[Exercise goal] Reproduce all entries precisely, down to the last character.

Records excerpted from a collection
— Begin —
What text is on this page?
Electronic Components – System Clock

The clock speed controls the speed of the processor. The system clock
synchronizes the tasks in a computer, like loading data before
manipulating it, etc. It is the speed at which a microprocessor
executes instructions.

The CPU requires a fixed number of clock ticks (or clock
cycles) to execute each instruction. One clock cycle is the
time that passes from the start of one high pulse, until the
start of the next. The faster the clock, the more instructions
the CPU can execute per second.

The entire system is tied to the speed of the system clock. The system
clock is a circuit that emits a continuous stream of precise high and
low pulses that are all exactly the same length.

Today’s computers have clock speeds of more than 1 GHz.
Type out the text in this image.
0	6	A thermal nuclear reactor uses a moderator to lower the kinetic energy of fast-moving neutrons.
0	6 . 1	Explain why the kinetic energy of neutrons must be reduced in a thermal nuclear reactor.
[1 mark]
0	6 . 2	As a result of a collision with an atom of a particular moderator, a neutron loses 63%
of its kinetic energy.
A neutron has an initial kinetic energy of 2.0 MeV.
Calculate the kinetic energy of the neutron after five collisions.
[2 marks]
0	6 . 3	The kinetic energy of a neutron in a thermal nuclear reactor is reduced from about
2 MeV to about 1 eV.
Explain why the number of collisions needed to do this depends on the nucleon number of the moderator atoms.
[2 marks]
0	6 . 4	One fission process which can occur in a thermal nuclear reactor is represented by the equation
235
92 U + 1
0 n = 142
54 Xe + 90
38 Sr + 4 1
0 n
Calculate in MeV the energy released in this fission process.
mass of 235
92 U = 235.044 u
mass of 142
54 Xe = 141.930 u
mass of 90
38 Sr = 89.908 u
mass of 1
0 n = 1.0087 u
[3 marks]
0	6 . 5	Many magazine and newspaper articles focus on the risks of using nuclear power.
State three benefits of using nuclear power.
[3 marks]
— End —
[Full response]
What text is on this page?
Electronic Components – System Clock

The clock speed controls the speed of the processor. The system clock
synchronizes the tasks in a computer, like loading data before
manipulating it, etc. It is the speed at which a microprocessor
executes instructions.

The CPU requires a fixed number of clock ticks (or clock
cycles) to execute each instruction. One clock cycle is the
time that passes from the start of one high pulse, until the
start of the next. The faster the clock, the more instructions
the CPU can execute per second.

The entire system is tied to the speed of the system clock. The system
clock is a circuit that emits a continuous stream of precise high and
low pulses that are all exactly the same length.

Today’s computers have clock speeds of more than 1 GHz.
Type out the text in this image.
0	6	A thermal nuclear reactor uses a moderator to lower the kinetic energy of fast-moving neutrons.
0	6 . 1	Explain why the kinetic energy of neutrons must be reduced in a thermal nuclear reactor.
[1 mark]
0	6 . 2	As a result of a collision with an atom of a particular moderator, a neutron loses 63%
of its kinetic energy.
A neutron has an initial kinetic energy of 2.0 MeV.
Calculate the kinetic energy of the neutron after five collisions.
[2 marks]
0	6 . 3	The kinetic energy of a neutron in a thermal nuclear reactor is reduced from about
2 MeV to about 1 eV.
Explain why the number of collisions needed to do this depends on the nucleon number of the moderator atoms.
[2 marks]
0	6 . 4	One fission process which can occur in a thermal nuclear reactor is represented by the equation
235
92 U + 1
0 n = 142
54 Xe + 90
38 Sr + 4 1
0 n
Calculate in MeV the energy released in this fission process.
mass of 235
92 U = 235.044 u
mass of 142
54 Xe = 141.930 u
mass of 90
38 Sr = 89.908 u
mass of 1
0 n = 1.0087 u
[3 marks]
0	6 . 5	Many magazine and newspaper articles focus on the risks of using nuclear power.
State three benefits of using nuclear power.
[3 marks]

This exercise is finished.